### RAW DATA

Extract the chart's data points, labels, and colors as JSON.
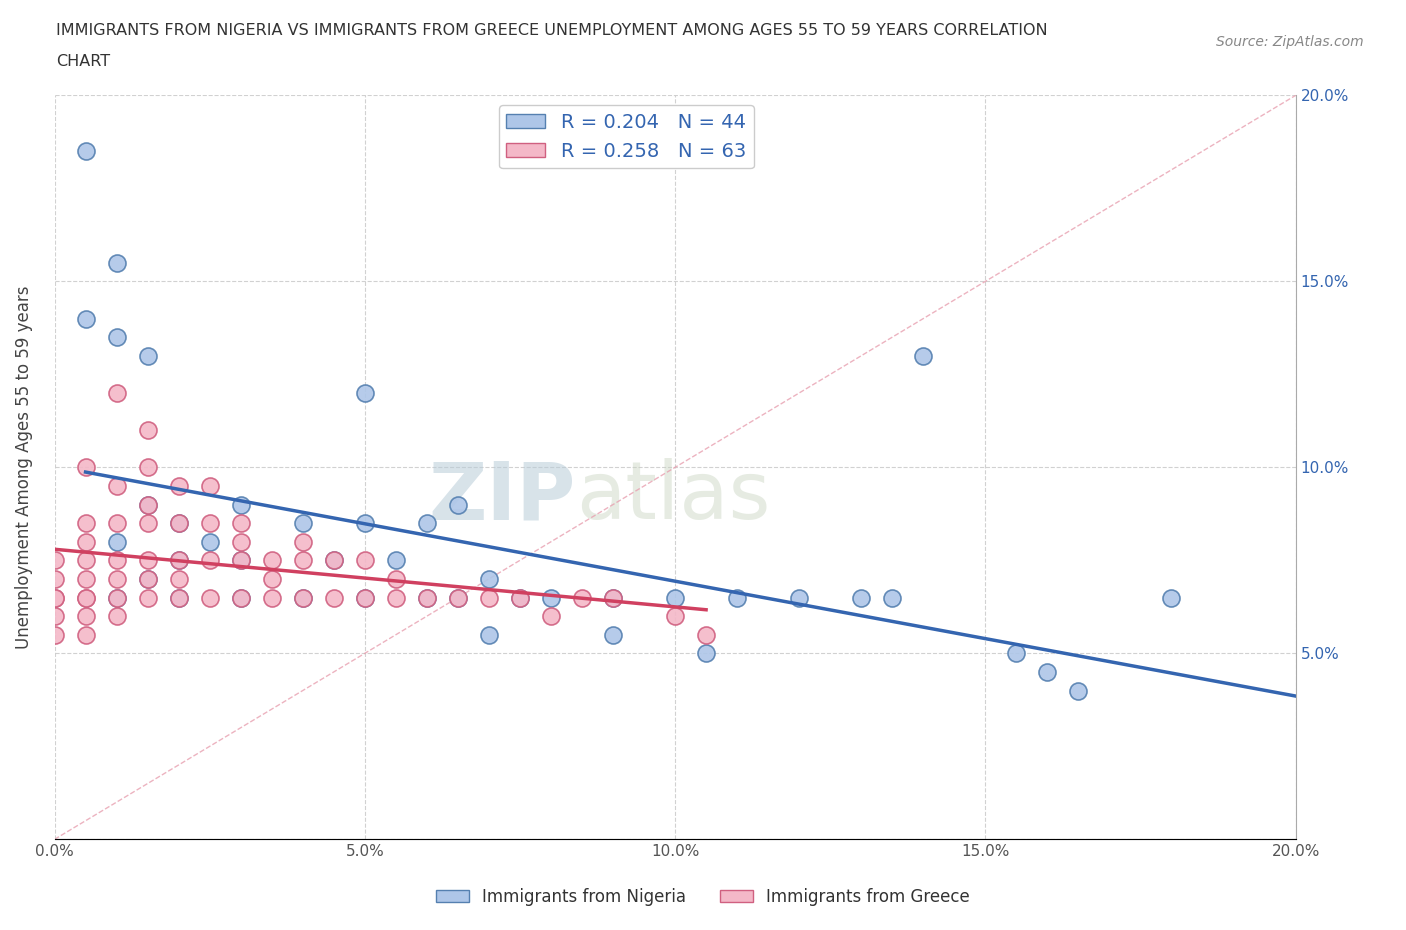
{
  "title_line1": "IMMIGRANTS FROM NIGERIA VS IMMIGRANTS FROM GREECE UNEMPLOYMENT AMONG AGES 55 TO 59 YEARS CORRELATION",
  "title_line2": "CHART",
  "source": "Source: ZipAtlas.com",
  "ylabel": "Unemployment Among Ages 55 to 59 years",
  "xlim": [
    0.0,
    0.2
  ],
  "ylim": [
    0.0,
    0.2
  ],
  "xticks": [
    0.0,
    0.05,
    0.1,
    0.15,
    0.2
  ],
  "yticks": [
    0.05,
    0.1,
    0.15,
    0.2
  ],
  "xticklabels": [
    "0.0%",
    "5.0%",
    "10.0%",
    "15.0%",
    "20.0%"
  ],
  "yticklabels_right": [
    "5.0%",
    "10.0%",
    "15.0%",
    "20.0%"
  ],
  "nigeria_color": "#aec6e8",
  "greece_color": "#f4b8c8",
  "nigeria_edge": "#5580b0",
  "greece_edge": "#d06080",
  "trendline_nigeria_color": "#3465b0",
  "trendline_greece_color": "#d04060",
  "R_nigeria": 0.204,
  "N_nigeria": 44,
  "R_greece": 0.258,
  "N_greece": 63,
  "nigeria_x": [
    0.005,
    0.005,
    0.01,
    0.01,
    0.01,
    0.01,
    0.015,
    0.015,
    0.015,
    0.02,
    0.02,
    0.02,
    0.025,
    0.03,
    0.03,
    0.03,
    0.04,
    0.04,
    0.045,
    0.05,
    0.05,
    0.05,
    0.055,
    0.06,
    0.06,
    0.065,
    0.065,
    0.07,
    0.07,
    0.075,
    0.08,
    0.09,
    0.09,
    0.1,
    0.105,
    0.11,
    0.12,
    0.13,
    0.135,
    0.14,
    0.155,
    0.16,
    0.165,
    0.18
  ],
  "nigeria_y": [
    0.185,
    0.14,
    0.155,
    0.135,
    0.08,
    0.065,
    0.13,
    0.09,
    0.07,
    0.085,
    0.075,
    0.065,
    0.08,
    0.09,
    0.075,
    0.065,
    0.085,
    0.065,
    0.075,
    0.12,
    0.085,
    0.065,
    0.075,
    0.085,
    0.065,
    0.09,
    0.065,
    0.07,
    0.055,
    0.065,
    0.065,
    0.065,
    0.055,
    0.065,
    0.05,
    0.065,
    0.065,
    0.065,
    0.065,
    0.13,
    0.05,
    0.045,
    0.04,
    0.065
  ],
  "greece_x": [
    0.0,
    0.0,
    0.0,
    0.0,
    0.0,
    0.0,
    0.005,
    0.005,
    0.005,
    0.005,
    0.005,
    0.005,
    0.005,
    0.005,
    0.005,
    0.01,
    0.01,
    0.01,
    0.01,
    0.01,
    0.01,
    0.01,
    0.015,
    0.015,
    0.015,
    0.015,
    0.015,
    0.015,
    0.015,
    0.02,
    0.02,
    0.02,
    0.02,
    0.02,
    0.025,
    0.025,
    0.025,
    0.025,
    0.03,
    0.03,
    0.03,
    0.03,
    0.035,
    0.035,
    0.035,
    0.04,
    0.04,
    0.04,
    0.045,
    0.045,
    0.05,
    0.05,
    0.055,
    0.055,
    0.06,
    0.065,
    0.07,
    0.075,
    0.08,
    0.085,
    0.09,
    0.1,
    0.105
  ],
  "greece_y": [
    0.075,
    0.07,
    0.065,
    0.065,
    0.06,
    0.055,
    0.1,
    0.085,
    0.08,
    0.075,
    0.07,
    0.065,
    0.065,
    0.06,
    0.055,
    0.12,
    0.095,
    0.085,
    0.075,
    0.07,
    0.065,
    0.06,
    0.11,
    0.1,
    0.09,
    0.085,
    0.075,
    0.07,
    0.065,
    0.095,
    0.085,
    0.075,
    0.07,
    0.065,
    0.095,
    0.085,
    0.075,
    0.065,
    0.085,
    0.08,
    0.075,
    0.065,
    0.075,
    0.07,
    0.065,
    0.08,
    0.075,
    0.065,
    0.075,
    0.065,
    0.075,
    0.065,
    0.07,
    0.065,
    0.065,
    0.065,
    0.065,
    0.065,
    0.06,
    0.065,
    0.065,
    0.06,
    0.055
  ],
  "watermark_zip": "ZIP",
  "watermark_atlas": "atlas",
  "background_color": "#ffffff",
  "grid_color": "#cccccc"
}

### TO BE DONE
Strip out the images, then output the records above word for word.

### TASK RESPONSE
Extract the chart's data points, labels, and colors as JSON.
{
  "title_line1": "IMMIGRANTS FROM NIGERIA VS IMMIGRANTS FROM GREECE UNEMPLOYMENT AMONG AGES 55 TO 59 YEARS CORRELATION",
  "title_line2": "CHART",
  "source": "Source: ZipAtlas.com",
  "ylabel": "Unemployment Among Ages 55 to 59 years",
  "xlim": [
    0.0,
    0.2
  ],
  "ylim": [
    0.0,
    0.2
  ],
  "xticks": [
    0.0,
    0.05,
    0.1,
    0.15,
    0.2
  ],
  "yticks": [
    0.05,
    0.1,
    0.15,
    0.2
  ],
  "xticklabels": [
    "0.0%",
    "5.0%",
    "10.0%",
    "15.0%",
    "20.0%"
  ],
  "yticklabels_right": [
    "5.0%",
    "10.0%",
    "15.0%",
    "20.0%"
  ],
  "nigeria_color": "#aec6e8",
  "greece_color": "#f4b8c8",
  "nigeria_edge": "#5580b0",
  "greece_edge": "#d06080",
  "trendline_nigeria_color": "#3465b0",
  "trendline_greece_color": "#d04060",
  "R_nigeria": 0.204,
  "N_nigeria": 44,
  "R_greece": 0.258,
  "N_greece": 63,
  "nigeria_x": [
    0.005,
    0.005,
    0.01,
    0.01,
    0.01,
    0.01,
    0.015,
    0.015,
    0.015,
    0.02,
    0.02,
    0.02,
    0.025,
    0.03,
    0.03,
    0.03,
    0.04,
    0.04,
    0.045,
    0.05,
    0.05,
    0.05,
    0.055,
    0.06,
    0.06,
    0.065,
    0.065,
    0.07,
    0.07,
    0.075,
    0.08,
    0.09,
    0.09,
    0.1,
    0.105,
    0.11,
    0.12,
    0.13,
    0.135,
    0.14,
    0.155,
    0.16,
    0.165,
    0.18
  ],
  "nigeria_y": [
    0.185,
    0.14,
    0.155,
    0.135,
    0.08,
    0.065,
    0.13,
    0.09,
    0.07,
    0.085,
    0.075,
    0.065,
    0.08,
    0.09,
    0.075,
    0.065,
    0.085,
    0.065,
    0.075,
    0.12,
    0.085,
    0.065,
    0.075,
    0.085,
    0.065,
    0.09,
    0.065,
    0.07,
    0.055,
    0.065,
    0.065,
    0.065,
    0.055,
    0.065,
    0.05,
    0.065,
    0.065,
    0.065,
    0.065,
    0.13,
    0.05,
    0.045,
    0.04,
    0.065
  ],
  "greece_x": [
    0.0,
    0.0,
    0.0,
    0.0,
    0.0,
    0.0,
    0.005,
    0.005,
    0.005,
    0.005,
    0.005,
    0.005,
    0.005,
    0.005,
    0.005,
    0.01,
    0.01,
    0.01,
    0.01,
    0.01,
    0.01,
    0.01,
    0.015,
    0.015,
    0.015,
    0.015,
    0.015,
    0.015,
    0.015,
    0.02,
    0.02,
    0.02,
    0.02,
    0.02,
    0.025,
    0.025,
    0.025,
    0.025,
    0.03,
    0.03,
    0.03,
    0.03,
    0.035,
    0.035,
    0.035,
    0.04,
    0.04,
    0.04,
    0.045,
    0.045,
    0.05,
    0.05,
    0.055,
    0.055,
    0.06,
    0.065,
    0.07,
    0.075,
    0.08,
    0.085,
    0.09,
    0.1,
    0.105
  ],
  "greece_y": [
    0.075,
    0.07,
    0.065,
    0.065,
    0.06,
    0.055,
    0.1,
    0.085,
    0.08,
    0.075,
    0.07,
    0.065,
    0.065,
    0.06,
    0.055,
    0.12,
    0.095,
    0.085,
    0.075,
    0.07,
    0.065,
    0.06,
    0.11,
    0.1,
    0.09,
    0.085,
    0.075,
    0.07,
    0.065,
    0.095,
    0.085,
    0.075,
    0.07,
    0.065,
    0.095,
    0.085,
    0.075,
    0.065,
    0.085,
    0.08,
    0.075,
    0.065,
    0.075,
    0.07,
    0.065,
    0.08,
    0.075,
    0.065,
    0.075,
    0.065,
    0.075,
    0.065,
    0.07,
    0.065,
    0.065,
    0.065,
    0.065,
    0.065,
    0.06,
    0.065,
    0.065,
    0.06,
    0.055
  ],
  "watermark_zip": "ZIP",
  "watermark_atlas": "atlas",
  "background_color": "#ffffff",
  "grid_color": "#cccccc"
}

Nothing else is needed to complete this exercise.